- _DATA ROWS_:
◇ ◇ ◇ ◇ ◇

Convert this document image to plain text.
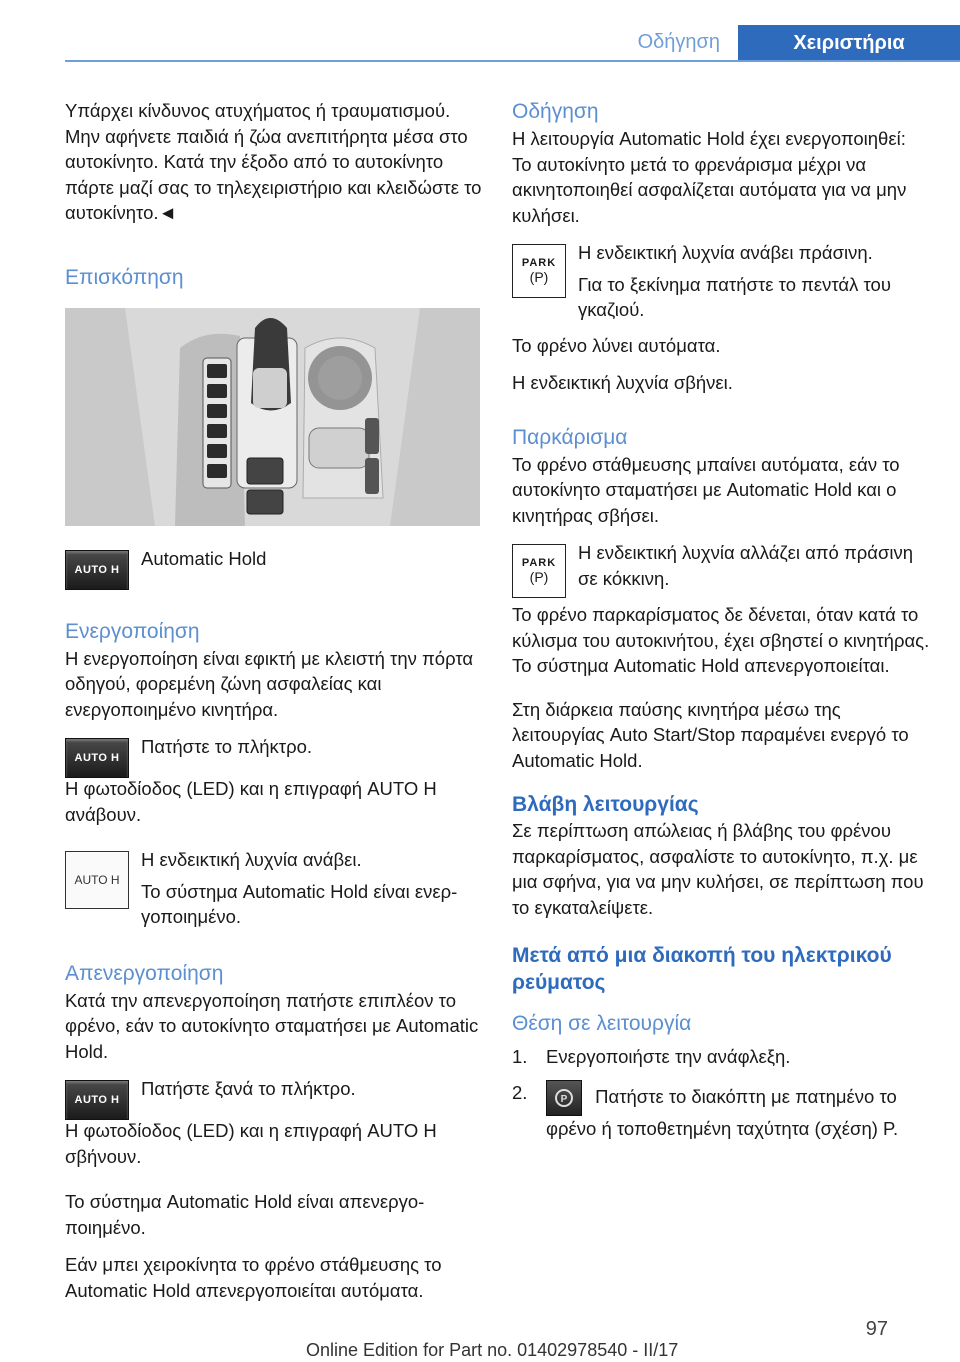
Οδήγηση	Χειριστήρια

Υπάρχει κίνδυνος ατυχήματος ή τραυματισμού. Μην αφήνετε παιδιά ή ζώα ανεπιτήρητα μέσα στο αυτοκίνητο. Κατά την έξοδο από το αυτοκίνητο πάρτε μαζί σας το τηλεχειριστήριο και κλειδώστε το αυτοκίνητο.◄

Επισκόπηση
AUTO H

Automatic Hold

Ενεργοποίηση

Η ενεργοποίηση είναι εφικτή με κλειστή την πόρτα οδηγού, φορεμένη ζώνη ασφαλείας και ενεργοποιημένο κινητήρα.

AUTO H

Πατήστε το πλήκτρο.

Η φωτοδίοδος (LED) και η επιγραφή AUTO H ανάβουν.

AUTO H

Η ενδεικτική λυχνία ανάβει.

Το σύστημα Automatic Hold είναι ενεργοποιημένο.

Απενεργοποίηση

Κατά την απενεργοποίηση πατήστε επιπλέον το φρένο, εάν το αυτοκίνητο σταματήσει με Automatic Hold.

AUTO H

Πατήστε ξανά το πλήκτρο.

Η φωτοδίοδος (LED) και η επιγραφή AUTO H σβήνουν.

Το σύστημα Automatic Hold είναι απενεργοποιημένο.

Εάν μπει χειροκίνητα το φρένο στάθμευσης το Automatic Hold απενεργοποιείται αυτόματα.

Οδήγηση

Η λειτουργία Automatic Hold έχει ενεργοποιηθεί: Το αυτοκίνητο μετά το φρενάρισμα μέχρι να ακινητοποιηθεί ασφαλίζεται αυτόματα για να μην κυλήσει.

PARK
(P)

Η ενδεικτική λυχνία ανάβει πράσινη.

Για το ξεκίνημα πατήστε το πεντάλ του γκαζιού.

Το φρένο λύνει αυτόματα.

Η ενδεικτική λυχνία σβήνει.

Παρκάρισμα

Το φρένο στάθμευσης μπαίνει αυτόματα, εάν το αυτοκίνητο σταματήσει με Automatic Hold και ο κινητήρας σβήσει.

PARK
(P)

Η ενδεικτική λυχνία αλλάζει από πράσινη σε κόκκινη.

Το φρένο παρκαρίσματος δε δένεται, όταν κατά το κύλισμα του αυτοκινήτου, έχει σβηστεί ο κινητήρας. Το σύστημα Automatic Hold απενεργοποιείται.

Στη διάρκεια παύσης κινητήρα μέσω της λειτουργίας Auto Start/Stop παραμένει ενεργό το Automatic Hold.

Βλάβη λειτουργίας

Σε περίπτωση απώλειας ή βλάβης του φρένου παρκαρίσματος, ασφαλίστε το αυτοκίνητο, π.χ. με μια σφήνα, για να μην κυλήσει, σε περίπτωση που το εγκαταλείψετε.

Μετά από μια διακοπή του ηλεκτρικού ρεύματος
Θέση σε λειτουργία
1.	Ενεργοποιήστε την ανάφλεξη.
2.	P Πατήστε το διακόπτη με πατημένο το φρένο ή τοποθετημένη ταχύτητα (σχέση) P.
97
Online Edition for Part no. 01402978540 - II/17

◇ ◇ ◇ ◇ ◇

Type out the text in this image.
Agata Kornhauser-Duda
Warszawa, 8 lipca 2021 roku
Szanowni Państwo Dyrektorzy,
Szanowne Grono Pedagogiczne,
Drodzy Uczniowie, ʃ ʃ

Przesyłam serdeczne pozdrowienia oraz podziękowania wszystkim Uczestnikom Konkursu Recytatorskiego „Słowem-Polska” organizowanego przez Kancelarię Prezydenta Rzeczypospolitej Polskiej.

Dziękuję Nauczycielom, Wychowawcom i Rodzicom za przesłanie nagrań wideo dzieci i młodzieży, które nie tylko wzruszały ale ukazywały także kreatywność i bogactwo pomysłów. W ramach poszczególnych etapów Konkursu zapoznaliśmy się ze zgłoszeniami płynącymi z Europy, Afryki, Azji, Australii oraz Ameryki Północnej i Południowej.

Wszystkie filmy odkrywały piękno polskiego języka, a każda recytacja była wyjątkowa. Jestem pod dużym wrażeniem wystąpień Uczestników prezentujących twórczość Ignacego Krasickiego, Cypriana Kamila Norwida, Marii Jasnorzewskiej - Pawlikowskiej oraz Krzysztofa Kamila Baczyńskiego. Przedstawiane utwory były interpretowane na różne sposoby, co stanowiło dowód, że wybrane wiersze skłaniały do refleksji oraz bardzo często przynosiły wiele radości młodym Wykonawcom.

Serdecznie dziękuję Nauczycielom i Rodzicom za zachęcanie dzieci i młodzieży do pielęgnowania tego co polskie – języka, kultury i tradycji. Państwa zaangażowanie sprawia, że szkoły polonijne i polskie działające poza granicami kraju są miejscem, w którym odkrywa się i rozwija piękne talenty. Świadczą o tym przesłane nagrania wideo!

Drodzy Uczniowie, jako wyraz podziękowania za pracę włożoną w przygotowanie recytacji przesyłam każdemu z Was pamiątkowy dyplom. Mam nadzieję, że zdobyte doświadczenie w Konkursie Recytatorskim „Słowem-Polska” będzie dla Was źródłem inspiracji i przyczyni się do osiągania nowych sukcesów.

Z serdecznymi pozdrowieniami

◇ ◇ ◇ ◇ ◇

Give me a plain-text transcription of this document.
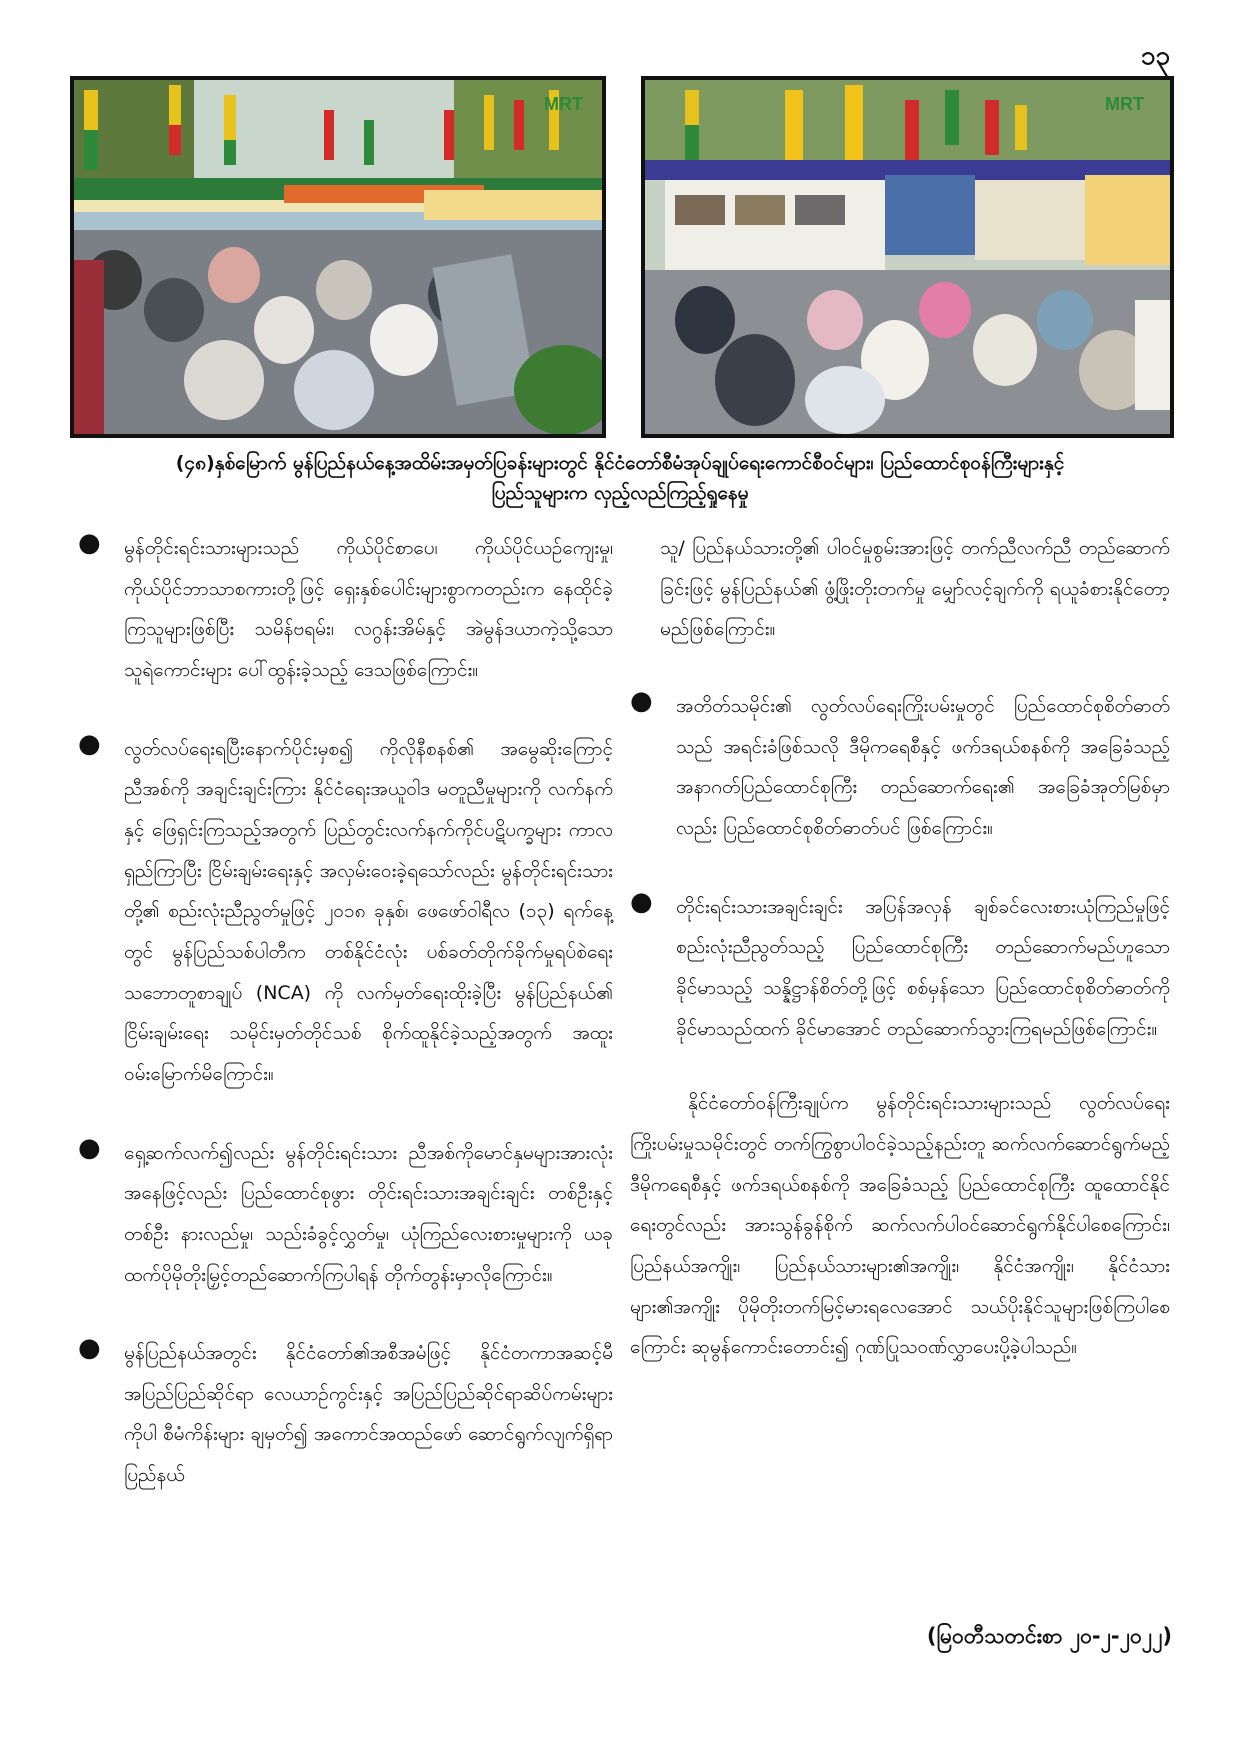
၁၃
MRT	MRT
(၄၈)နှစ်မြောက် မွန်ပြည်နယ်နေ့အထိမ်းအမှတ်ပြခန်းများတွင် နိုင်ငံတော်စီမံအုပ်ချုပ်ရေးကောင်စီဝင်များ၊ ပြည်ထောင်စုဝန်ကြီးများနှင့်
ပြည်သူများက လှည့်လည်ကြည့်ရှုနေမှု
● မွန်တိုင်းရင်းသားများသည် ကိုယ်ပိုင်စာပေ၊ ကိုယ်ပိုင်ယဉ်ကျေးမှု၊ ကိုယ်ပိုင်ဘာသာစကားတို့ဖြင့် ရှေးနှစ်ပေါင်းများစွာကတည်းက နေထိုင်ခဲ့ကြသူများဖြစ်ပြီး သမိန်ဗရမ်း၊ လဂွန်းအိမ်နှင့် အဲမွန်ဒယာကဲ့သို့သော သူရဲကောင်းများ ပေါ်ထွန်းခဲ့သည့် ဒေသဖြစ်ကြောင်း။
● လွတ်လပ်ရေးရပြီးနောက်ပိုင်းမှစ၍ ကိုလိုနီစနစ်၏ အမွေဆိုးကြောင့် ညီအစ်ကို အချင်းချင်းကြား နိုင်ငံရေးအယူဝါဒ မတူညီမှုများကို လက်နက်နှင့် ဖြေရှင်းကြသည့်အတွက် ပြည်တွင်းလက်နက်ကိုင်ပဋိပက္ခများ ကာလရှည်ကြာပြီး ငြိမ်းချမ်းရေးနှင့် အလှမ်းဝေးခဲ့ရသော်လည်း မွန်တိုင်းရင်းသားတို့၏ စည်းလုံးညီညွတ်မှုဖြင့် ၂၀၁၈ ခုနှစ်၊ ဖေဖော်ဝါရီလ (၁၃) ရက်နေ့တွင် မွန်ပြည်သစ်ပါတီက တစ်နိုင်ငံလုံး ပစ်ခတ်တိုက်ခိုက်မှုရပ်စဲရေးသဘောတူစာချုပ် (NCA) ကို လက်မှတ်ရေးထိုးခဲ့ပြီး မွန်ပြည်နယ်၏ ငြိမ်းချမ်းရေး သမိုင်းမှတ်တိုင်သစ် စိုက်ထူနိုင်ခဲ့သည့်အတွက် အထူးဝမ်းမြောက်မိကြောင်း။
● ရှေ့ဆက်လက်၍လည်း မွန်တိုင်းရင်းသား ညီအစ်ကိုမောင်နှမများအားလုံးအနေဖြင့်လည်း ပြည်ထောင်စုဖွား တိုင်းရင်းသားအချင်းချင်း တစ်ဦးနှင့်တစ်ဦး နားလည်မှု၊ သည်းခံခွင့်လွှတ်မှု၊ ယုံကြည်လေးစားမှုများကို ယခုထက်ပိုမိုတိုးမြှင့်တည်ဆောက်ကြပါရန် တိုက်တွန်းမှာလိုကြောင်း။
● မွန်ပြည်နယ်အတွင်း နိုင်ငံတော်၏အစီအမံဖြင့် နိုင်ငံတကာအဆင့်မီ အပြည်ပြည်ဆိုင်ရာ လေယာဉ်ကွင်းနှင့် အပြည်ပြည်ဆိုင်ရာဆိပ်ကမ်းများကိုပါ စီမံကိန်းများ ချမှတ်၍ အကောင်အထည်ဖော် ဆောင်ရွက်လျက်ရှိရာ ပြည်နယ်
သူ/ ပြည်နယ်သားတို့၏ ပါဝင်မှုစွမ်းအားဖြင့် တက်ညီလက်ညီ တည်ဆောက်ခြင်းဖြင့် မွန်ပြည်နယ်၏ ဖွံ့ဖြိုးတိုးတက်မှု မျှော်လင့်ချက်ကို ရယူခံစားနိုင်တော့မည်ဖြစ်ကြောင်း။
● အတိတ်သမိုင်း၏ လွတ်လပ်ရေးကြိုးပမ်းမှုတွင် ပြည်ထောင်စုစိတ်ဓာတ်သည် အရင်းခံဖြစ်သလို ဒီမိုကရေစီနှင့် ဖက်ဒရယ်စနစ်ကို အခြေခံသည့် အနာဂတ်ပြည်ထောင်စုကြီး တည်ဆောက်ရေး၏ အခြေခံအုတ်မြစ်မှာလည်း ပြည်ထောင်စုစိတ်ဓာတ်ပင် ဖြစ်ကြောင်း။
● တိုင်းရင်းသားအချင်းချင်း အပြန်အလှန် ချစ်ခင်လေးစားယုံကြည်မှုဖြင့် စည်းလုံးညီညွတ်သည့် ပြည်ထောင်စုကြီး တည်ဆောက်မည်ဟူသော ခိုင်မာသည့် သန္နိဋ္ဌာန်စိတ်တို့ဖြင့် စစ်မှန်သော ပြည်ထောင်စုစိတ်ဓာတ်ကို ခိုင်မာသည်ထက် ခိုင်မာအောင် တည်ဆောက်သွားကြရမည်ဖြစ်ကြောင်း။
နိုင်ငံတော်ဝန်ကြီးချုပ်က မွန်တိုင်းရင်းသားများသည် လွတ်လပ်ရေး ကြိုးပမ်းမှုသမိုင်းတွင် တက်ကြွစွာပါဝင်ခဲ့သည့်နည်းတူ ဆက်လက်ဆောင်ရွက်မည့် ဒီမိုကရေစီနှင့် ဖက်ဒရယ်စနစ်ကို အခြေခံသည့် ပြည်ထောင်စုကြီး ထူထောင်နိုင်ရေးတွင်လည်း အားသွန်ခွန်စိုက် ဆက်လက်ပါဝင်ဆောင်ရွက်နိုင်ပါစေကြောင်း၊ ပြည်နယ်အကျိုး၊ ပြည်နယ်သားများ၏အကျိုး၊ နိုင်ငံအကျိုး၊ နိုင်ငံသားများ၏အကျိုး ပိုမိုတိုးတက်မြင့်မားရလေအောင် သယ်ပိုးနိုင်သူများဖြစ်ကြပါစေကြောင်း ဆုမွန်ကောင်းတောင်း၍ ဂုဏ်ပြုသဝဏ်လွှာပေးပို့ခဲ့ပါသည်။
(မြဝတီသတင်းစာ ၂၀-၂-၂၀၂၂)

◇ ◇ ◇ ◇ ◇

- _WHAT THE EXERCISE ASKS_:
Tally the lines holding the string "Drodzy" and give only the count.

- _RESPONSE_:
2